§ **Problem to work on**
Please give the data below again in full, exactly as it stands.

Stored data
——

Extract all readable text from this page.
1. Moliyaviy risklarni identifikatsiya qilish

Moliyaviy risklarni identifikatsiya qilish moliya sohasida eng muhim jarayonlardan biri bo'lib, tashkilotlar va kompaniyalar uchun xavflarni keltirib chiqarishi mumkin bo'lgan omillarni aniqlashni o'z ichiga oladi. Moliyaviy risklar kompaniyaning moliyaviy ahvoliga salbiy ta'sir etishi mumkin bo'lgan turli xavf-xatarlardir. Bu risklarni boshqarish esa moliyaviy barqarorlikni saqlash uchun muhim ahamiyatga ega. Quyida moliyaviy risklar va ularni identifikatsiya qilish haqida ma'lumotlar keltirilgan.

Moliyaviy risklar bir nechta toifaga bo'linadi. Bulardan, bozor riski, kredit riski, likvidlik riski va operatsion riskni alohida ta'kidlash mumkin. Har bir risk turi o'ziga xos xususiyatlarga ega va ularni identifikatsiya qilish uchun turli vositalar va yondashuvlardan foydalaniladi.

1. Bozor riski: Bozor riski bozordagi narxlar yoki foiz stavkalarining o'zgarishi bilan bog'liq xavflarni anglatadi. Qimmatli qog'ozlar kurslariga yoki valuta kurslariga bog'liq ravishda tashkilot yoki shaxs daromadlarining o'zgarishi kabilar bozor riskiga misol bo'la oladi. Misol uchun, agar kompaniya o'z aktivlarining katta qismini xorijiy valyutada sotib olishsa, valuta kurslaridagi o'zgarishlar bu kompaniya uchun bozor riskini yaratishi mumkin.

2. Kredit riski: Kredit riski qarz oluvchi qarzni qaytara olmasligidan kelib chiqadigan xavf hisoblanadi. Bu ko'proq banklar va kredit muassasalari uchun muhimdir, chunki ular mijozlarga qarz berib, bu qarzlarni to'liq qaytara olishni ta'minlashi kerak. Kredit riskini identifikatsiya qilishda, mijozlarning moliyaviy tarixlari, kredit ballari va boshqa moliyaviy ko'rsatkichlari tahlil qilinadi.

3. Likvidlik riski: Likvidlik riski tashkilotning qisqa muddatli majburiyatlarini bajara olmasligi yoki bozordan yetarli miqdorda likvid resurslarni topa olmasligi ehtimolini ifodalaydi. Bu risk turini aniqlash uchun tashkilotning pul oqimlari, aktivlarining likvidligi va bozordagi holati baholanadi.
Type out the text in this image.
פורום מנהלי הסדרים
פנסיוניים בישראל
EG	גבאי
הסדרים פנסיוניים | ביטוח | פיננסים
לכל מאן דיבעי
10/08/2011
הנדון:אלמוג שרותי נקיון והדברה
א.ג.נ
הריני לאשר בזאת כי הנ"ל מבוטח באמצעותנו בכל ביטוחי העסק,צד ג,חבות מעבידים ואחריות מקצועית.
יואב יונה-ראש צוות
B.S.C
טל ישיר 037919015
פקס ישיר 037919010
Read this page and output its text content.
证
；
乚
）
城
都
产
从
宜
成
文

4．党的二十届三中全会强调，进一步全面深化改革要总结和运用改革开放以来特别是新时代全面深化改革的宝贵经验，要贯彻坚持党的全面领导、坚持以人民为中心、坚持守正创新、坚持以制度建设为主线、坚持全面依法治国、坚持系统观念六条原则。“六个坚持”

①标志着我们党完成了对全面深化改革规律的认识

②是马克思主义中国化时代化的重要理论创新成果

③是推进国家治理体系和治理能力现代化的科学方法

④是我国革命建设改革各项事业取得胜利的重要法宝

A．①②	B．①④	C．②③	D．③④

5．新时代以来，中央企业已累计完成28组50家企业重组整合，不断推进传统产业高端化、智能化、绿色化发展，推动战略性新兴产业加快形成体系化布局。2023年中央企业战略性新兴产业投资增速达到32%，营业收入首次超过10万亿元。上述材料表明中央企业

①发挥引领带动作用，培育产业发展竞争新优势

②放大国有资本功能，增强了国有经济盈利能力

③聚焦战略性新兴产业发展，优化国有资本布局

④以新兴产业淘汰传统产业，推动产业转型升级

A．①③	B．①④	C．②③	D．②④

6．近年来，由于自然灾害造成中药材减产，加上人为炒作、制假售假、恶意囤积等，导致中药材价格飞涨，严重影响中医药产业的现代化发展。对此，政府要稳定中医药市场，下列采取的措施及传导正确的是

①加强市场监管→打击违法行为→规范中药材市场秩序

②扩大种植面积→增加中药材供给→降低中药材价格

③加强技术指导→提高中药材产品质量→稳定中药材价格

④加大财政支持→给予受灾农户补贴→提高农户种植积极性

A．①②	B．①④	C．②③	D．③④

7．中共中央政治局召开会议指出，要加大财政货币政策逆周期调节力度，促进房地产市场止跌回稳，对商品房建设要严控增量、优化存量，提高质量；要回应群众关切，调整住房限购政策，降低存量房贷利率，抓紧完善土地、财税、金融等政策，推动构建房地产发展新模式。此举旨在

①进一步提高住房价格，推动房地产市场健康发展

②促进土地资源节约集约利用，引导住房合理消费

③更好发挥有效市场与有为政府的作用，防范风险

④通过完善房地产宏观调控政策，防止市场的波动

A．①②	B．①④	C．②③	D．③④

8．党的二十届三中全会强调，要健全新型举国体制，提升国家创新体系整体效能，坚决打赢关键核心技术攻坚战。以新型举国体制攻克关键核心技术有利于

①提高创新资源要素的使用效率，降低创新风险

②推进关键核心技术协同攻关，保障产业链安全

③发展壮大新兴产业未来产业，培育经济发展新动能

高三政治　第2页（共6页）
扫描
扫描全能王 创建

——

§ **Solution for this task**
Extract all readable text from this page.
1. Moliyaviy risklarni identifikatsiya qilish

Moliyaviy risklarni identifikatsiya qilish moliya sohasida eng muhim jarayonlardan biri bo'lib, tashkilotlar va kompaniyalar uchun xavflarni keltirib chiqarishi mumkin bo'lgan omillarni aniqlashni o'z ichiga oladi. Moliyaviy risklar kompaniyaning moliyaviy ahvoliga salbiy ta'sir etishi mumkin bo'lgan turli xavf-xatarlardir. Bu risklarni boshqarish esa moliyaviy barqarorlikni saqlash uchun muhim ahamiyatga ega. Quyida moliyaviy risklar va ularni identifikatsiya qilish haqida ma'lumotlar keltirilgan.

Moliyaviy risklar bir nechta toifaga bo'linadi. Bulardan, bozor riski, kredit riski, likvidlik riski va operatsion riskni alohida ta'kidlash mumkin. Har bir risk turi o'ziga xos xususiyatlarga ega va ularni identifikatsiya qilish uchun turli vositalar va yondashuvlardan foydalaniladi.

1. Bozor riski: Bozor riski bozordagi narxlar yoki foiz stavkalarining o'zgarishi bilan bog'liq xavflarni anglatadi. Qimmatli qog'ozlar kurslariga yoki valuta kurslariga bog'liq ravishda tashkilot yoki shaxs daromadlarining o'zgarishi kabilar bozor riskiga misol bo'la oladi. Misol uchun, agar kompaniya o'z aktivlarining katta qismini xorijiy valyutada sotib olishsa, valuta kurslaridagi o'zgarishlar bu kompaniya uchun bozor riskini yaratishi mumkin.

2. Kredit riski: Kredit riski qarz oluvchi qarzni qaytara olmasligidan kelib chiqadigan xavf hisoblanadi. Bu ko'proq banklar va kredit muassasalari uchun muhimdir, chunki ular mijozlarga qarz berib, bu qarzlarni to'liq qaytara olishni ta'minlashi kerak. Kredit riskini identifikatsiya qilishda, mijozlarning moliyaviy tarixlari, kredit ballari va boshqa moliyaviy ko'rsatkichlari tahlil qilinadi.

3. Likvidlik riski: Likvidlik riski tashkilotning qisqa muddatli majburiyatlarini bajara olmasligi yoki bozordan yetarli miqdorda likvid resurslarni topa olmasligi ehtimolini ifodalaydi. Bu risk turini aniqlash uchun tashkilotning pul oqimlari, aktivlarining likvidligi va bozordagi holati baholanadi.
Type out the text in this image.
פורום מנהלי הסדרים
פנסיוניים בישראל
EG	גבאי
הסדרים פנסיוניים | ביטוח | פיננסים
לכל מאן דיבעי
10/08/2011
הנדון:אלמוג שרותי נקיון והדברה
א.ג.נ
הריני לאשר בזאת כי הנ"ל מבוטח באמצעותנו בכל ביטוחי העסק,צד ג,חבות מעבידים ואחריות מקצועית.
יואב יונה-ראש צוות
B.S.C
טל ישיר 037919015
פקס ישיר 037919010
Read this page and output its text content.
证
；
乚
）
城
都
产
从
宜
成
文

4．党的二十届三中全会强调，进一步全面深化改革要总结和运用改革开放以来特别是新时代全面深化改革的宝贵经验，要贯彻坚持党的全面领导、坚持以人民为中心、坚持守正创新、坚持以制度建设为主线、坚持全面依法治国、坚持系统观念六条原则。“六个坚持”

①标志着我们党完成了对全面深化改革规律的认识

②是马克思主义中国化时代化的重要理论创新成果

③是推进国家治理体系和治理能力现代化的科学方法

④是我国革命建设改革各项事业取得胜利的重要法宝

A．①②	B．①④	C．②③	D．③④

5．新时代以来，中央企业已累计完成28组50家企业重组整合，不断推进传统产业高端化、智能化、绿色化发展，推动战略性新兴产业加快形成体系化布局。2023年中央企业战略性新兴产业投资增速达到32%，营业收入首次超过10万亿元。上述材料表明中央企业

①发挥引领带动作用，培育产业发展竞争新优势

②放大国有资本功能，增强了国有经济盈利能力

③聚焦战略性新兴产业发展，优化国有资本布局

④以新兴产业淘汰传统产业，推动产业转型升级

A．①③	B．①④	C．②③	D．②④

6．近年来，由于自然灾害造成中药材减产，加上人为炒作、制假售假、恶意囤积等，导致中药材价格飞涨，严重影响中医药产业的现代化发展。对此，政府要稳定中医药市场，下列采取的措施及传导正确的是

①加强市场监管→打击违法行为→规范中药材市场秩序

②扩大种植面积→增加中药材供给→降低中药材价格

③加强技术指导→提高中药材产品质量→稳定中药材价格

④加大财政支持→给予受灾农户补贴→提高农户种植积极性

A．①②	B．①④	C．②③	D．③④

7．中共中央政治局召开会议指出，要加大财政货币政策逆周期调节力度，促进房地产市场止跌回稳，对商品房建设要严控增量、优化存量，提高质量；要回应群众关切，调整住房限购政策，降低存量房贷利率，抓紧完善土地、财税、金融等政策，推动构建房地产发展新模式。此举旨在

①进一步提高住房价格，推动房地产市场健康发展

②促进土地资源节约集约利用，引导住房合理消费

③更好发挥有效市场与有为政府的作用，防范风险

④通过完善房地产宏观调控政策，防止市场的波动

A．①②	B．①④	C．②③	D．③④

8．党的二十届三中全会强调，要健全新型举国体制，提升国家创新体系整体效能，坚决打赢关键核心技术攻坚战。以新型举国体制攻克关键核心技术有利于

①提高创新资源要素的使用效率，降低创新风险

②推进关键核心技术协同攻关，保障产业链安全

③发展壮大新兴产业未来产业，培育经济发展新动能

高三政治　第2页（共6页）
扫描
扫描全能王 创建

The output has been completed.